• **Brief**
Every line that includes the word "JavaScript" is to be listed.

• **Entries shown**
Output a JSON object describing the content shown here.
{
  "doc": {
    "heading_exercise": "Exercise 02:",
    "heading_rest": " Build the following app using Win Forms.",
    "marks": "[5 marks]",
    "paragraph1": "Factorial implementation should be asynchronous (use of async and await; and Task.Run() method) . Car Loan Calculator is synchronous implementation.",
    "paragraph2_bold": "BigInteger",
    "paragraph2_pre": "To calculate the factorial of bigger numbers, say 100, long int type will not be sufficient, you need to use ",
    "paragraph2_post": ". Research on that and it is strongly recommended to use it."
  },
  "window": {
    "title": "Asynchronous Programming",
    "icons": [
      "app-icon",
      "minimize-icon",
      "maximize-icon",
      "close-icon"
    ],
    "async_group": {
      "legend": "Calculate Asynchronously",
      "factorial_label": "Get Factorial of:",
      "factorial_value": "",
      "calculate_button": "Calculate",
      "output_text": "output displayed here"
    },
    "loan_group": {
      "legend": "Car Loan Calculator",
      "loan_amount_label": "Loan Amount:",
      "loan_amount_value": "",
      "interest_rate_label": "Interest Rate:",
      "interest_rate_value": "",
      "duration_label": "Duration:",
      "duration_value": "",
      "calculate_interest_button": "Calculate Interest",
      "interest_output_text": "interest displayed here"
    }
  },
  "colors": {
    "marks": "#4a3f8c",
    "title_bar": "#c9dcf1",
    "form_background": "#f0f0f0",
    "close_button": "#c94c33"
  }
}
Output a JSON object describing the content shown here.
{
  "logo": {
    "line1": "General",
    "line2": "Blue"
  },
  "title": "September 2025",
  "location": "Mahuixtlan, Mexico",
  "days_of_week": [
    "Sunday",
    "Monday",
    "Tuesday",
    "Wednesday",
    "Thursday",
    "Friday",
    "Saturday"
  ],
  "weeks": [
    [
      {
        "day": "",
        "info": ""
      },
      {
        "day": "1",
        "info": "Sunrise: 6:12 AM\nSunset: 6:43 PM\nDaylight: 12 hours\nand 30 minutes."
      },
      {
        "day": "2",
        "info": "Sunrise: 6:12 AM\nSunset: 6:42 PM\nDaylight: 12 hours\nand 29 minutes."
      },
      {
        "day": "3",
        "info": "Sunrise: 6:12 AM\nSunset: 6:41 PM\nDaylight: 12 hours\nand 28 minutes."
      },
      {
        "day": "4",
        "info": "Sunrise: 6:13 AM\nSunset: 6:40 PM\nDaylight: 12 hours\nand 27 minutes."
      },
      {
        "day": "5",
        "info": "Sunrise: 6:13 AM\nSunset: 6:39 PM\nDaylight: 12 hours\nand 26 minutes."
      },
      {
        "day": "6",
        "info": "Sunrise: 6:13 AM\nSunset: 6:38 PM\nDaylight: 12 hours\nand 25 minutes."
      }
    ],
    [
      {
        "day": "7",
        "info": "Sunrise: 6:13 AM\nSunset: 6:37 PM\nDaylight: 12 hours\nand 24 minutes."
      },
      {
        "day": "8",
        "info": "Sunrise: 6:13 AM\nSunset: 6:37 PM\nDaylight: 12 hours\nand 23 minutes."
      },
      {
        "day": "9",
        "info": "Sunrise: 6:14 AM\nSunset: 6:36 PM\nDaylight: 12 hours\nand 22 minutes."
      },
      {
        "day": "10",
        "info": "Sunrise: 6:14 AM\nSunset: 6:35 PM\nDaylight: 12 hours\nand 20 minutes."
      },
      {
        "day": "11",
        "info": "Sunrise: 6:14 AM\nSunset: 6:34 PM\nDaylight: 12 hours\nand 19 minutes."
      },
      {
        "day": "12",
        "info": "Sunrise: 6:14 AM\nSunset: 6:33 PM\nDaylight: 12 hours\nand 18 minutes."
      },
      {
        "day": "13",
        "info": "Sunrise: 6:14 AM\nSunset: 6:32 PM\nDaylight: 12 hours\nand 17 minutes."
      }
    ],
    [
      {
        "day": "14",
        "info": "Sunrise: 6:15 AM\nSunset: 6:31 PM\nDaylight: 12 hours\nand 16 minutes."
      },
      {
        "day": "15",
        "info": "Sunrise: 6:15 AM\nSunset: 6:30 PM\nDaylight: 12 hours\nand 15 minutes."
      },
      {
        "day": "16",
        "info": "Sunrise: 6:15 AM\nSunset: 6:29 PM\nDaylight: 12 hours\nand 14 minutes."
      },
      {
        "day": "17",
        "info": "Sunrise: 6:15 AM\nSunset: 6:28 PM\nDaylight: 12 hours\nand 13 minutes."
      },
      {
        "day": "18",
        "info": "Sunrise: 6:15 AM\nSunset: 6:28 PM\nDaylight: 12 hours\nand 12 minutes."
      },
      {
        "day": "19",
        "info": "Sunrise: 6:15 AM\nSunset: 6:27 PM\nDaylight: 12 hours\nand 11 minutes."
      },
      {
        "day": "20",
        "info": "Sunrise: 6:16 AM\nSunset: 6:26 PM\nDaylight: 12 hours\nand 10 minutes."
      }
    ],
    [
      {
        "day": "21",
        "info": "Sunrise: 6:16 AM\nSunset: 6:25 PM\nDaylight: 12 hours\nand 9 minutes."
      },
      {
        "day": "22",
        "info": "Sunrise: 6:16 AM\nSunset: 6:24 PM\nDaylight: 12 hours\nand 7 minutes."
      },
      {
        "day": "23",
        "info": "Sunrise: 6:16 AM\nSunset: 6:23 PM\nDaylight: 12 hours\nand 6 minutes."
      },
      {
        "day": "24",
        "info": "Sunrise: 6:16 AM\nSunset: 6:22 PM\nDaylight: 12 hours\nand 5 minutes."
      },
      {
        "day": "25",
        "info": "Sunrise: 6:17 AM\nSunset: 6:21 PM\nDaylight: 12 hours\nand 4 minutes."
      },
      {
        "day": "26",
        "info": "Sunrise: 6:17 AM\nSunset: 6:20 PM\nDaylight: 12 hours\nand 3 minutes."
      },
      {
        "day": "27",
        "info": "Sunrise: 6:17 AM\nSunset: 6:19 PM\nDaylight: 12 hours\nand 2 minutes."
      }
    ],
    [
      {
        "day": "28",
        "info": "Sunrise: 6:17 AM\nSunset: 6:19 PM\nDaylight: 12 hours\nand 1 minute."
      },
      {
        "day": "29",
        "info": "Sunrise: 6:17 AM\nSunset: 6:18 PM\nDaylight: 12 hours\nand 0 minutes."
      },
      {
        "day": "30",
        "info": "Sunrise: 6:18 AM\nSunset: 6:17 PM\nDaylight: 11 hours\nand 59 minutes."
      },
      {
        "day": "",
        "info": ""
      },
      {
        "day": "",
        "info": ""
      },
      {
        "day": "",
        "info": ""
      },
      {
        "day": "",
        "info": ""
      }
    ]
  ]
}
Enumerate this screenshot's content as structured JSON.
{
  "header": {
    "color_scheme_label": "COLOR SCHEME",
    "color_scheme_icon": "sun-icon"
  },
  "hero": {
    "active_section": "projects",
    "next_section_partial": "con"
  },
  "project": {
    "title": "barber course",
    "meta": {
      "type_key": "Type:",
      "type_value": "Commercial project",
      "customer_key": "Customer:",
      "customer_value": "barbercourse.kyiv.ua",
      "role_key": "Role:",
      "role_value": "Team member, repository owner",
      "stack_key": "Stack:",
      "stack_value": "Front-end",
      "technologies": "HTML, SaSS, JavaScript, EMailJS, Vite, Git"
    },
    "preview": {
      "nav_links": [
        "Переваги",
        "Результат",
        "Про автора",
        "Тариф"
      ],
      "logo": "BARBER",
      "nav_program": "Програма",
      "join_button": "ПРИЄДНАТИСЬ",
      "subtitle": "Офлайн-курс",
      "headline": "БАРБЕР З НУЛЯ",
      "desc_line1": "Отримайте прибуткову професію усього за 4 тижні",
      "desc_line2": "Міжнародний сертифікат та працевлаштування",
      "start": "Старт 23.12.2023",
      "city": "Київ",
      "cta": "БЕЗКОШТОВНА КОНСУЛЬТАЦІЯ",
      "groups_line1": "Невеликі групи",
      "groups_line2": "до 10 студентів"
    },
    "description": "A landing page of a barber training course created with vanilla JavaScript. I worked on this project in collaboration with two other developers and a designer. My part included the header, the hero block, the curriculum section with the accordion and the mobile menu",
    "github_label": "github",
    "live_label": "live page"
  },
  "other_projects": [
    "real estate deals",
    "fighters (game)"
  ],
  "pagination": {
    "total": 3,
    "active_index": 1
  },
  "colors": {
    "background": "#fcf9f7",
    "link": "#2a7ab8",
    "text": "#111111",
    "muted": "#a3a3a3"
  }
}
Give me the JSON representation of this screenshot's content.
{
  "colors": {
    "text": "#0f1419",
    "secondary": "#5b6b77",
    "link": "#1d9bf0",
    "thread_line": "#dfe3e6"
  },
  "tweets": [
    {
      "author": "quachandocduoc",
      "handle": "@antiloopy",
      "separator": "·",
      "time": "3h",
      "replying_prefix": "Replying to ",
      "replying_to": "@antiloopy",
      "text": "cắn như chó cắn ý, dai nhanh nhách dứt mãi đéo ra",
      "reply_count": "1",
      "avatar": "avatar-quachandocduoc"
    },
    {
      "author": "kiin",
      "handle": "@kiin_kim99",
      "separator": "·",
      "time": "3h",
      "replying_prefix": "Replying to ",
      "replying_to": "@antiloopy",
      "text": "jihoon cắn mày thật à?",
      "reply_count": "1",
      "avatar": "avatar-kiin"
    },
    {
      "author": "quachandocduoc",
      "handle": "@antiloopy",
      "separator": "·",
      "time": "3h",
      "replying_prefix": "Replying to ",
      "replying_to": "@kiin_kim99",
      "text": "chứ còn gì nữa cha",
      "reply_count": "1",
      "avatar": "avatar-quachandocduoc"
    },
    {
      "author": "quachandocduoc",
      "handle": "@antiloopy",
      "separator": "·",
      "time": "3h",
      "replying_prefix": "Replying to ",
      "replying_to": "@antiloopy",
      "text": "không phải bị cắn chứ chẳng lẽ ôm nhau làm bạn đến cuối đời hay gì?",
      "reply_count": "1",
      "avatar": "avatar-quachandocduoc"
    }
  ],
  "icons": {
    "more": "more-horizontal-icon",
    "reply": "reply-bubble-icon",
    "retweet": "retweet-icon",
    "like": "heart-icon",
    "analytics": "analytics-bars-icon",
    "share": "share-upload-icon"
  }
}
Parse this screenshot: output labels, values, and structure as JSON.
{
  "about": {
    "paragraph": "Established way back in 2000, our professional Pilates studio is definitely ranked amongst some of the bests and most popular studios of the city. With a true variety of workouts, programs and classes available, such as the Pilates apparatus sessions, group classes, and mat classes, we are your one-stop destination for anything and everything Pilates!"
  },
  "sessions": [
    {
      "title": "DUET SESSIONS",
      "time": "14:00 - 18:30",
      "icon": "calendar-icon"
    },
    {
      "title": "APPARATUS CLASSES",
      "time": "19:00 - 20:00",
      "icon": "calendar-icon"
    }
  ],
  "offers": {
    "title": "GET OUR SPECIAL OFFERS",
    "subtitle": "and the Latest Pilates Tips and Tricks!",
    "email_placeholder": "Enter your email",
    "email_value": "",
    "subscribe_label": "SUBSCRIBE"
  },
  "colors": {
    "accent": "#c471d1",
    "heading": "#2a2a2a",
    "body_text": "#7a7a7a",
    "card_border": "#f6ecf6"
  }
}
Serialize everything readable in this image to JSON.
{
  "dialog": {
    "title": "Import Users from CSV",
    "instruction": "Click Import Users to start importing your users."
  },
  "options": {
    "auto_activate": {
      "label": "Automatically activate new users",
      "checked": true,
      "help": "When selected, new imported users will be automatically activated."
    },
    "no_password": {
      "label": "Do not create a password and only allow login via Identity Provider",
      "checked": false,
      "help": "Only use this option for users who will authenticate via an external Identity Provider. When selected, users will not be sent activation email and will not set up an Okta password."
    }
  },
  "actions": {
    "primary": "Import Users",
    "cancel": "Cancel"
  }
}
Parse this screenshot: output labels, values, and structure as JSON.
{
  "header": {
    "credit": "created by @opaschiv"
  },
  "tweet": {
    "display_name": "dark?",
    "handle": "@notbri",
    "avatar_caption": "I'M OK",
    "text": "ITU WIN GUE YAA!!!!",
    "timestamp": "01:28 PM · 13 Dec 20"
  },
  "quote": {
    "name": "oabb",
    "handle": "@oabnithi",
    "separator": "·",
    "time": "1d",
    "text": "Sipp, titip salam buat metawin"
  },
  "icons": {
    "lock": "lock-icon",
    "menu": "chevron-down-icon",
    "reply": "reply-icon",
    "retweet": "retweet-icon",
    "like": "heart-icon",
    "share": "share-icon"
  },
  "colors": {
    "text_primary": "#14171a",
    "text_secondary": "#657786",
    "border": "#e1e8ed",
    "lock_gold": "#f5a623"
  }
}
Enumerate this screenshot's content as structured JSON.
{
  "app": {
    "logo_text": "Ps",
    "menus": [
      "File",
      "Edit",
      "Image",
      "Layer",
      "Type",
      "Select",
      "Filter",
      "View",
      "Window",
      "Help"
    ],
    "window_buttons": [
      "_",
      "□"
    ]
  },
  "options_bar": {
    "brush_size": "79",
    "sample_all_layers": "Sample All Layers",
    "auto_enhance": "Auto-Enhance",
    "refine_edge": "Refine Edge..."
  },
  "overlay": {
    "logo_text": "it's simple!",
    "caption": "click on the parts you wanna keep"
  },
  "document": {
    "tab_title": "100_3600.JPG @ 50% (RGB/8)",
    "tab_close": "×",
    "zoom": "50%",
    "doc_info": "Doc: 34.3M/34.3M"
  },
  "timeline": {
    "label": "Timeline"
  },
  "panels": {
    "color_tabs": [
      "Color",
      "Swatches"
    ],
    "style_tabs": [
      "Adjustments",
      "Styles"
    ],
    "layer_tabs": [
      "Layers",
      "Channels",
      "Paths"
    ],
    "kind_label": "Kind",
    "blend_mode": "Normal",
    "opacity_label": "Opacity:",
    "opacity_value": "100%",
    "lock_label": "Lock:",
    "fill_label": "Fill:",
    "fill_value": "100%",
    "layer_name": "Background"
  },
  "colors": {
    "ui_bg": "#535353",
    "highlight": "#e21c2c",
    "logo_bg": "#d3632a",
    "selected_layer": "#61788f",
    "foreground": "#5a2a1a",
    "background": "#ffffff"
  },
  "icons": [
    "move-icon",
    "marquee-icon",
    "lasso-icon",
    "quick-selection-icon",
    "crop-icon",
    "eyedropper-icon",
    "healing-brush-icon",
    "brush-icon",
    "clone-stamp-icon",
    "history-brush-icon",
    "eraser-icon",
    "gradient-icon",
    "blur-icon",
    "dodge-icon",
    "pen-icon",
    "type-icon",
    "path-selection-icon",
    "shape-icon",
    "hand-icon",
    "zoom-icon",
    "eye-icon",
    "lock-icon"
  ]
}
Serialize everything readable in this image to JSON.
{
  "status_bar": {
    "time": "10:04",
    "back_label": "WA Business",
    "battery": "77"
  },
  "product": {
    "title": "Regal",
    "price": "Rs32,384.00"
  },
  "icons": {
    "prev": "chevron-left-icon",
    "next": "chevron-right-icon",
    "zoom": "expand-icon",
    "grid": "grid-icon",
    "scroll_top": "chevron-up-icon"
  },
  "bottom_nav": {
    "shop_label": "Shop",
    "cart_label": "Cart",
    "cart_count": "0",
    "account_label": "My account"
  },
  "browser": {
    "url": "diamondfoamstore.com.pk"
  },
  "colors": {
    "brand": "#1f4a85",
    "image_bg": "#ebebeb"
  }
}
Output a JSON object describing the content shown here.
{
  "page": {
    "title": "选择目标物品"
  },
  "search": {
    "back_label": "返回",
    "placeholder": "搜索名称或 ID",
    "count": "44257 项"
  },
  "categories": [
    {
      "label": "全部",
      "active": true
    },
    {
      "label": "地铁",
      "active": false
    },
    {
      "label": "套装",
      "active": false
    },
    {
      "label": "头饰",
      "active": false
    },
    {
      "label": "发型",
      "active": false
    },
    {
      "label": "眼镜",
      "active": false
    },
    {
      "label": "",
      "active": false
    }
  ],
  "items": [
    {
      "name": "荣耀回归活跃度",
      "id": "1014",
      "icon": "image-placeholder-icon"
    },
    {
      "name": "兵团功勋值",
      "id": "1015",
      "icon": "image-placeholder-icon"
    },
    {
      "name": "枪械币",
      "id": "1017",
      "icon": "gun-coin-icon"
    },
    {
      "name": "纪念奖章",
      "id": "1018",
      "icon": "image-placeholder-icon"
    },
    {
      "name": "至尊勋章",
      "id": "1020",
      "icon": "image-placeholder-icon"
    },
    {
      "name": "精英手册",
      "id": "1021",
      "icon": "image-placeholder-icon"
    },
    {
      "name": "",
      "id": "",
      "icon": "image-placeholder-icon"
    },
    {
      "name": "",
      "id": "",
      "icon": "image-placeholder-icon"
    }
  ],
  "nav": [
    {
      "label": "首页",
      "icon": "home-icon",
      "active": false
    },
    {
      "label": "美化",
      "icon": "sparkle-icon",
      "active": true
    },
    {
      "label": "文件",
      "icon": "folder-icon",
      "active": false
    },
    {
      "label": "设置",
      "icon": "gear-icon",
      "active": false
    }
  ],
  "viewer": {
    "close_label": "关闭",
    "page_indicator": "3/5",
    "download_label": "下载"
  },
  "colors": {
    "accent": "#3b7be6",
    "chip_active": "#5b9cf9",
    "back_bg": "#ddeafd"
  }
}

• **Result for this exercise**
      "technologies": "HTML, SaSS, JavaScript, EMailJS, Vite, Git"
    "description": "A landing page of a barber training course created with vanilla JavaScript. I worked on this project in collaboration with two other developers and a designer. My part included the header, the hero block, the curriculum section with the accordion and the mobile menu",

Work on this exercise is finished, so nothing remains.